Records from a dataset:

>>>>

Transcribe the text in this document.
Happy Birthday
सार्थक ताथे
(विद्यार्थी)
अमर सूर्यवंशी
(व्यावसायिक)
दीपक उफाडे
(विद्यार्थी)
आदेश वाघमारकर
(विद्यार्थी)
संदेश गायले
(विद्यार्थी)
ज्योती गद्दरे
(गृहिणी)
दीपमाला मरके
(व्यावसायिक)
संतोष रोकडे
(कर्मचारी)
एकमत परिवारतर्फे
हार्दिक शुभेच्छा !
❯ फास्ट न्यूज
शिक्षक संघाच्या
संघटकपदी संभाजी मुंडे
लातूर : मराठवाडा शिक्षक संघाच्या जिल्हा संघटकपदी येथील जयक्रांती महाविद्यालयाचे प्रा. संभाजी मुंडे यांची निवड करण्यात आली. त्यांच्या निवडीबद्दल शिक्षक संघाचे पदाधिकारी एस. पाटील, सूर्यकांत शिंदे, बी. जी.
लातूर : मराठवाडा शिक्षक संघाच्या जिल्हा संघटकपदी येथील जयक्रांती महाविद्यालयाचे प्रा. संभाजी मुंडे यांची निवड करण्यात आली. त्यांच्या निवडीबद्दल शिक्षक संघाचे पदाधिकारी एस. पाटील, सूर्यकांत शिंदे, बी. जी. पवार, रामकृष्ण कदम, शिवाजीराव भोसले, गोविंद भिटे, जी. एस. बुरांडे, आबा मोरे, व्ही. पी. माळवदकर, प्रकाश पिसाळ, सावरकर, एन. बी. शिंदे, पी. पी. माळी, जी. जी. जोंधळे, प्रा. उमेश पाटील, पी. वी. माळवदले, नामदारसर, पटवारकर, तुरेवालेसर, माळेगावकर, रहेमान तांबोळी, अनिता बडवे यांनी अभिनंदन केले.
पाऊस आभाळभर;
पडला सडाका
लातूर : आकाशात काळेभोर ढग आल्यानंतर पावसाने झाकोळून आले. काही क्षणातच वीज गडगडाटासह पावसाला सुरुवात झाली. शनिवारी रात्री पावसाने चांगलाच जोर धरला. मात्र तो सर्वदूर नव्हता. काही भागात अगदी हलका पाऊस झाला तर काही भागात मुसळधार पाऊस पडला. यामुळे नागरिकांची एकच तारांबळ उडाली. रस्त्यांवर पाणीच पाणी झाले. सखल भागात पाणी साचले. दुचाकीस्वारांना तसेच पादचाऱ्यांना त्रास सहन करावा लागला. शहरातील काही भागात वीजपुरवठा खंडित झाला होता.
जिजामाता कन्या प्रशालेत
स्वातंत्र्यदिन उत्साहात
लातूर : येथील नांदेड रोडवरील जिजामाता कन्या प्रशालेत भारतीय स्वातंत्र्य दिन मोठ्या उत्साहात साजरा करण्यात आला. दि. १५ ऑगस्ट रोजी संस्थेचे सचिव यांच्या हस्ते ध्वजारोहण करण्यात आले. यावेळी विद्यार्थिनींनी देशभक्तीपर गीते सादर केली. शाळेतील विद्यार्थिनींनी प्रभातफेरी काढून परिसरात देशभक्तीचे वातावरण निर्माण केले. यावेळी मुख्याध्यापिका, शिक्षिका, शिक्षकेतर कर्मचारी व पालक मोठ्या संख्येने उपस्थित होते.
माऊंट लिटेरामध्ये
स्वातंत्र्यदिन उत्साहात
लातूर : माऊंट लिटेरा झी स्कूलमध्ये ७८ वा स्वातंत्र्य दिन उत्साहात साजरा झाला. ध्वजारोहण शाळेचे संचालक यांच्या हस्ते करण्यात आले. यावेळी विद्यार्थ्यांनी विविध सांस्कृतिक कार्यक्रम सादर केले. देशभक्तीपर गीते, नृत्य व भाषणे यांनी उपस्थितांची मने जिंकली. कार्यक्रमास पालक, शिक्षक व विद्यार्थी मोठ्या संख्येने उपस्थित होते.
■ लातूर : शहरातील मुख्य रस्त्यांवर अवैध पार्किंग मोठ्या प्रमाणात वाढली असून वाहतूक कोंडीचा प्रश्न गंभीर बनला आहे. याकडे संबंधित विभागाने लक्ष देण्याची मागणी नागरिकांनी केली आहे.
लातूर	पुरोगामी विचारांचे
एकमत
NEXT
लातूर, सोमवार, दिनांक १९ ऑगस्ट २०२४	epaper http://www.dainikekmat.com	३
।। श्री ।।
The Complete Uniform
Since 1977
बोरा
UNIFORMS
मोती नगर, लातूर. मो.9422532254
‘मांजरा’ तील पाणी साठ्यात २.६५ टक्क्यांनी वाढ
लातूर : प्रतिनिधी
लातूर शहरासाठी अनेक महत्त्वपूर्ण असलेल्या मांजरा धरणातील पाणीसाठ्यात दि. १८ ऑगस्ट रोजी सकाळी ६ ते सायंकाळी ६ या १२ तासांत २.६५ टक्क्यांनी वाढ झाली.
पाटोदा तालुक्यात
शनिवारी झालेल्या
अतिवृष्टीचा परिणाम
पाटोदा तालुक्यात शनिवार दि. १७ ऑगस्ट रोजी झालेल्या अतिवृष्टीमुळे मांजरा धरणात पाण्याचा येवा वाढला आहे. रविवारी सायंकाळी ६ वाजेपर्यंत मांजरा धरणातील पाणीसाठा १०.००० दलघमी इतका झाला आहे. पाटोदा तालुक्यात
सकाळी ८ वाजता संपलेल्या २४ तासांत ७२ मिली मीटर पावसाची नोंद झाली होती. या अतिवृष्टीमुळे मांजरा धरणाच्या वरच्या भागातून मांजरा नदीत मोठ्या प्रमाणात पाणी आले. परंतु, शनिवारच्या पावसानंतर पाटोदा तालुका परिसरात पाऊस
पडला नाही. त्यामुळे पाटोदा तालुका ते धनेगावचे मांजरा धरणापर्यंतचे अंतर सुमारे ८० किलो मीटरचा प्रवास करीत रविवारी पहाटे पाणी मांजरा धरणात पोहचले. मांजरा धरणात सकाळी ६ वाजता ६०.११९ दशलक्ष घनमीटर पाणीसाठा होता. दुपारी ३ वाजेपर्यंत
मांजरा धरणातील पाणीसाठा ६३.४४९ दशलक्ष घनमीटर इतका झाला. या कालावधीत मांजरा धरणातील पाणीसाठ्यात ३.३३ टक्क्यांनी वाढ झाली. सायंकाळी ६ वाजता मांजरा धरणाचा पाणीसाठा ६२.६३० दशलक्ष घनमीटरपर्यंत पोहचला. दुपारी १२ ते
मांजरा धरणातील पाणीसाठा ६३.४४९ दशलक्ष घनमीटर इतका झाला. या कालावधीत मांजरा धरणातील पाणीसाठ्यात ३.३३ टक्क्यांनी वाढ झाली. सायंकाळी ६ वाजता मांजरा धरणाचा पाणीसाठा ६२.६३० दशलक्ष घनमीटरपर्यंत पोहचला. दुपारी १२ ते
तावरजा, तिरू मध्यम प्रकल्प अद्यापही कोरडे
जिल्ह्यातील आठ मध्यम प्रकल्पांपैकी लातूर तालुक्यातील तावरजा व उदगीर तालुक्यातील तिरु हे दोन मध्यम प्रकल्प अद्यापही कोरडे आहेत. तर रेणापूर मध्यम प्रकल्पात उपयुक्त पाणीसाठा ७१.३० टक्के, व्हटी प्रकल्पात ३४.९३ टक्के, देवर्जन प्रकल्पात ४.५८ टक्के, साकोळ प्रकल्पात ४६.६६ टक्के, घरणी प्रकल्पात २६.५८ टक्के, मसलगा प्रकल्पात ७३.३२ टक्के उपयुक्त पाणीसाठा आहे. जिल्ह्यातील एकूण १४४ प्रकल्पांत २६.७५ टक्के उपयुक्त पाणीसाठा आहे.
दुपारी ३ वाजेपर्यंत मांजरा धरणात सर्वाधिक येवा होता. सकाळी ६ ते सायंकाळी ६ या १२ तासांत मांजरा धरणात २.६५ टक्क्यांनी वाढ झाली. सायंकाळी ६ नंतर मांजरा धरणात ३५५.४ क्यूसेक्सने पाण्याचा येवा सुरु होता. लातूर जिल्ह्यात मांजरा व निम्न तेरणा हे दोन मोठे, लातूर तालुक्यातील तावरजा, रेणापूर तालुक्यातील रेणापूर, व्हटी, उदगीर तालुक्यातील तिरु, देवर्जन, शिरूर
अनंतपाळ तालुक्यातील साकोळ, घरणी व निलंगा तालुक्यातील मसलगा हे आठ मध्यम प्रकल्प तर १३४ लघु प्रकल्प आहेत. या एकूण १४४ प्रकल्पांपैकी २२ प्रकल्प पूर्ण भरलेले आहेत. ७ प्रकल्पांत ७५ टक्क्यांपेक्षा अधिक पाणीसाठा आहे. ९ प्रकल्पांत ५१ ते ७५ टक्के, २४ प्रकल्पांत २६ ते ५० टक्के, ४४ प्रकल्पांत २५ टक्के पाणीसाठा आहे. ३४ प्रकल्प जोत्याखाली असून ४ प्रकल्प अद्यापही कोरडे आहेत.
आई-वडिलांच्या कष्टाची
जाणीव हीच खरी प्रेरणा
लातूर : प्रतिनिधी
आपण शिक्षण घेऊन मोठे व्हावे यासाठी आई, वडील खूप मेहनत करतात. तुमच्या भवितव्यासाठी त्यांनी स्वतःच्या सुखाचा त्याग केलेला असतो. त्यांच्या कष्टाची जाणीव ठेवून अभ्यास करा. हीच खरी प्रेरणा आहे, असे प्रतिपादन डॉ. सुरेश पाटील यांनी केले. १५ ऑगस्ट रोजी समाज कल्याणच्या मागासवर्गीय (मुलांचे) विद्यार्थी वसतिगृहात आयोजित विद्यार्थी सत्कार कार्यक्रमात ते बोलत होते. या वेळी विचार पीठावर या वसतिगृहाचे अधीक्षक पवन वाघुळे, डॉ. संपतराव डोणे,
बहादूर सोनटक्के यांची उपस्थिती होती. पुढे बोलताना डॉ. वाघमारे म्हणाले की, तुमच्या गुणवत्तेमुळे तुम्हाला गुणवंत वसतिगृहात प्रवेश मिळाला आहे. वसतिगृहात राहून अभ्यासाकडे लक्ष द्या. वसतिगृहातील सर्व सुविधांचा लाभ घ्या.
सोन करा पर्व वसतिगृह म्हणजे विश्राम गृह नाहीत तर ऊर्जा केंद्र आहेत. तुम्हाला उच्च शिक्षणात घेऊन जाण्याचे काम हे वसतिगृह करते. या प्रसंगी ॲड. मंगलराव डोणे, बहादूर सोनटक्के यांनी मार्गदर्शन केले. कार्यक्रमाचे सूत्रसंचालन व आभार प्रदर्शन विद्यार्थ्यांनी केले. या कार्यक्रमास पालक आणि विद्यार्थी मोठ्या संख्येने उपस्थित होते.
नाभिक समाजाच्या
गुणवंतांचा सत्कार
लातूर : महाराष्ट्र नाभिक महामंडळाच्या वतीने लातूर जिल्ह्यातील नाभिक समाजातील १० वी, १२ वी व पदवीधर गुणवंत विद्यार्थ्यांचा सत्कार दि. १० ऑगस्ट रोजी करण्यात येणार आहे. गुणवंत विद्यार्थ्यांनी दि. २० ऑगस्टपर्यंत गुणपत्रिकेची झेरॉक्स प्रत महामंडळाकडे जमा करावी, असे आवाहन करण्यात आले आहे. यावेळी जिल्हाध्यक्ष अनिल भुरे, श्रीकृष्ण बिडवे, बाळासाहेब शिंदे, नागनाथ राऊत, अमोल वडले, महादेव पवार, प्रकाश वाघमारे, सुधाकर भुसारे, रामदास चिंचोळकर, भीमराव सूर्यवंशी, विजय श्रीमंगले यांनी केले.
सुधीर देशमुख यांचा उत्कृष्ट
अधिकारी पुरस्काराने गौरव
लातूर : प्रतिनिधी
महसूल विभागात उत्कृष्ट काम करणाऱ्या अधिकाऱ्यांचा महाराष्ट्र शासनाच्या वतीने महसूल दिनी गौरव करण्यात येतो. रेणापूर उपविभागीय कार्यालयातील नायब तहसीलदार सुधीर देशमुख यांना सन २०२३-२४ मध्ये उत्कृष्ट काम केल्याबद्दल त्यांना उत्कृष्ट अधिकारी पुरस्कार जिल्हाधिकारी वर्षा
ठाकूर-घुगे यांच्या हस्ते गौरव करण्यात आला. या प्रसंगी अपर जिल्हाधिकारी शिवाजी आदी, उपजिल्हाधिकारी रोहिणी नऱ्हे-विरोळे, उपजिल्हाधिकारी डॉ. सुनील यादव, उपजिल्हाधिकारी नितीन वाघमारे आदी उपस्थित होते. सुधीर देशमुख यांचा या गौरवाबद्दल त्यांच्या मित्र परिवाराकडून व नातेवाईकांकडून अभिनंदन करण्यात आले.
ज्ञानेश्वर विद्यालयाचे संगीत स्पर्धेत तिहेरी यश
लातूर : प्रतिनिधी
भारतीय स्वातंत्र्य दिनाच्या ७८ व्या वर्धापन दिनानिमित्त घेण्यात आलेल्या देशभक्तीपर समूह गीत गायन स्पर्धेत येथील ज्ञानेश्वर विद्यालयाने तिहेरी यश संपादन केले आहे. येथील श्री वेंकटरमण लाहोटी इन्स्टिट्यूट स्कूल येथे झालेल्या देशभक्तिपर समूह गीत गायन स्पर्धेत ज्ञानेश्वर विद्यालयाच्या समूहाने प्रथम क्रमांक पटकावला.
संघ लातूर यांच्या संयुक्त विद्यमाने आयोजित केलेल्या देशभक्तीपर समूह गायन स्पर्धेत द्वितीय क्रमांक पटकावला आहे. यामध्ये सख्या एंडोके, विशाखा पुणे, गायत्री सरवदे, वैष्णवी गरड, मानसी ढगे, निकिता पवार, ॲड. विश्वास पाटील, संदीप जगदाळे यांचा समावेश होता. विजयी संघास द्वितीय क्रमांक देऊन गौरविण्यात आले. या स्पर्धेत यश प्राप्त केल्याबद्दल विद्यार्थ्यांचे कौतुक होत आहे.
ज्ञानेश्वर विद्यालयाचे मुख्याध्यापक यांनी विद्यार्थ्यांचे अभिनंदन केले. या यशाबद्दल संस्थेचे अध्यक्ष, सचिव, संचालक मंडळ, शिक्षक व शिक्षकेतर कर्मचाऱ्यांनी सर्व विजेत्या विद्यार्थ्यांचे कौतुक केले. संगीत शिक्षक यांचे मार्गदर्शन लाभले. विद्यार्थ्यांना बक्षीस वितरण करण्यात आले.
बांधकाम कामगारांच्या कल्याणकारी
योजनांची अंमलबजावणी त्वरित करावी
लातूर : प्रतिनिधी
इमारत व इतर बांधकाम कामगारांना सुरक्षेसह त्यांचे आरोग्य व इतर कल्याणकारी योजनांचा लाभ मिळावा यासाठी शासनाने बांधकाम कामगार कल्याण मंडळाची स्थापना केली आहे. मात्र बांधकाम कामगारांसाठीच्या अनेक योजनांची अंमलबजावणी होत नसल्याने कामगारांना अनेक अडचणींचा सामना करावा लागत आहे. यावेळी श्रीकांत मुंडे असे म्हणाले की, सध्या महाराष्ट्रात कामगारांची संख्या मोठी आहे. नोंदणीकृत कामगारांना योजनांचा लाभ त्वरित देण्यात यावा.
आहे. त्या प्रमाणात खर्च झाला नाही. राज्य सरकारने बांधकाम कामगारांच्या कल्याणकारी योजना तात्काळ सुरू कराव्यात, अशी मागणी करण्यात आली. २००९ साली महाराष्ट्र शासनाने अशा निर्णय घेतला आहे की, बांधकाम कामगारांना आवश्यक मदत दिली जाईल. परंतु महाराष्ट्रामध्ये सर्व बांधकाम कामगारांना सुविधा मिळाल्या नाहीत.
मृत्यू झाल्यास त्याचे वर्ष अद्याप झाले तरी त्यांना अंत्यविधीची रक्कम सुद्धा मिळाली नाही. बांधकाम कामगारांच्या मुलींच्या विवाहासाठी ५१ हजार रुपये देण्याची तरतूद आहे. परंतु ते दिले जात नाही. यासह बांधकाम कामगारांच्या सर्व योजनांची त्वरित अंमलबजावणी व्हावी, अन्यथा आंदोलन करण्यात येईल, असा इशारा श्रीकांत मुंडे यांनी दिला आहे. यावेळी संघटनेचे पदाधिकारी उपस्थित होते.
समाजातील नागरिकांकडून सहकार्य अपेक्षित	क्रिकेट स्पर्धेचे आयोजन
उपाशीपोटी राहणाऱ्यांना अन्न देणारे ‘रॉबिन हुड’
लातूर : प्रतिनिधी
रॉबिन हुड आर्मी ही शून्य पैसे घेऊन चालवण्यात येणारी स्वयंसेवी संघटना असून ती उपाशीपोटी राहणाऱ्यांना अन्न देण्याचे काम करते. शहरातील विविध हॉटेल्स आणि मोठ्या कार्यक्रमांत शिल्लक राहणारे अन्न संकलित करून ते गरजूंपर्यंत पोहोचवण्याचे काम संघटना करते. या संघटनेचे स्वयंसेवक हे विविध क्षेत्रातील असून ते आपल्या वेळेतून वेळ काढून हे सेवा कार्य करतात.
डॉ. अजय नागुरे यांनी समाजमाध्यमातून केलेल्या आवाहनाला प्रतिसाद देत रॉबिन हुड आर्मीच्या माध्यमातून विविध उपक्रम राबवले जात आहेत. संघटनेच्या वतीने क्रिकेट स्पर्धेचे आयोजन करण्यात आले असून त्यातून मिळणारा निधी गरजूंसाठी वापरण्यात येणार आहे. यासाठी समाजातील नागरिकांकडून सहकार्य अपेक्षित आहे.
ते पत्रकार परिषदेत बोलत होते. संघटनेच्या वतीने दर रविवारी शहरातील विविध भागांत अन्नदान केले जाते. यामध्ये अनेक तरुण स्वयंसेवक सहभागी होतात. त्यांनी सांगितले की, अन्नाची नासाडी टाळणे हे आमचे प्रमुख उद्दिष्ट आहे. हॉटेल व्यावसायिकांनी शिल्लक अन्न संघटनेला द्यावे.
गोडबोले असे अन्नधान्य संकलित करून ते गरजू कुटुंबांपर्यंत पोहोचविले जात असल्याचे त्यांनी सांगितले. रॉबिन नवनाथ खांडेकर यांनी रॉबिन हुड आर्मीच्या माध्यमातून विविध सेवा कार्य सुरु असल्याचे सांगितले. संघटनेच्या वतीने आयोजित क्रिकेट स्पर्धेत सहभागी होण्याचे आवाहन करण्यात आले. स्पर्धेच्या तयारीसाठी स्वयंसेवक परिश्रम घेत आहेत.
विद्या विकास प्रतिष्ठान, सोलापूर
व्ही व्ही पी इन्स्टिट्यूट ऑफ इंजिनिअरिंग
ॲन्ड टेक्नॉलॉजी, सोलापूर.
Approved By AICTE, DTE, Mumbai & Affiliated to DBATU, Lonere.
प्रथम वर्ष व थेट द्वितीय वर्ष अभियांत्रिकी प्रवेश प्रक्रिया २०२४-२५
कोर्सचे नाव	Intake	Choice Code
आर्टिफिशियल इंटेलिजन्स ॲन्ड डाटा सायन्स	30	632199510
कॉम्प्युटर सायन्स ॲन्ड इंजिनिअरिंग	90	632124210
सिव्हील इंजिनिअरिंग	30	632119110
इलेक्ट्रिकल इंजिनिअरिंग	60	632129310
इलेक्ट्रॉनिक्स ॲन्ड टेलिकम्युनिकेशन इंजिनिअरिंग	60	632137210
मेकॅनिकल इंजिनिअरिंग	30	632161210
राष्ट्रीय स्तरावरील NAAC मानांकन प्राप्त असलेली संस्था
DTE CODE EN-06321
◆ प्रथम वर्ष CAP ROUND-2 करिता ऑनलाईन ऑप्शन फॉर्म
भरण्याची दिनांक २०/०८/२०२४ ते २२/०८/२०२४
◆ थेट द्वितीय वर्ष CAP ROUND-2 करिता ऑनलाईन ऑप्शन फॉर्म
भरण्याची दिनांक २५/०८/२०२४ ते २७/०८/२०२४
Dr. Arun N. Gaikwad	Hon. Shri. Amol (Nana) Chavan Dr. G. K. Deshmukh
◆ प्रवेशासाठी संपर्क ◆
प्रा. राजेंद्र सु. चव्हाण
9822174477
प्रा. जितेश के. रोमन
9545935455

<<<<

Your task:
Which lines above contain "ROUND"? Show each of them.

Answer below:
◆ प्रथम वर्ष CAP ROUND-2 करिता ऑनलाईन ऑप्शन फॉर्म
◆ थेट द्वितीय वर्ष CAP ROUND-2 करिता ऑनलाईन ऑप्शन फॉर्म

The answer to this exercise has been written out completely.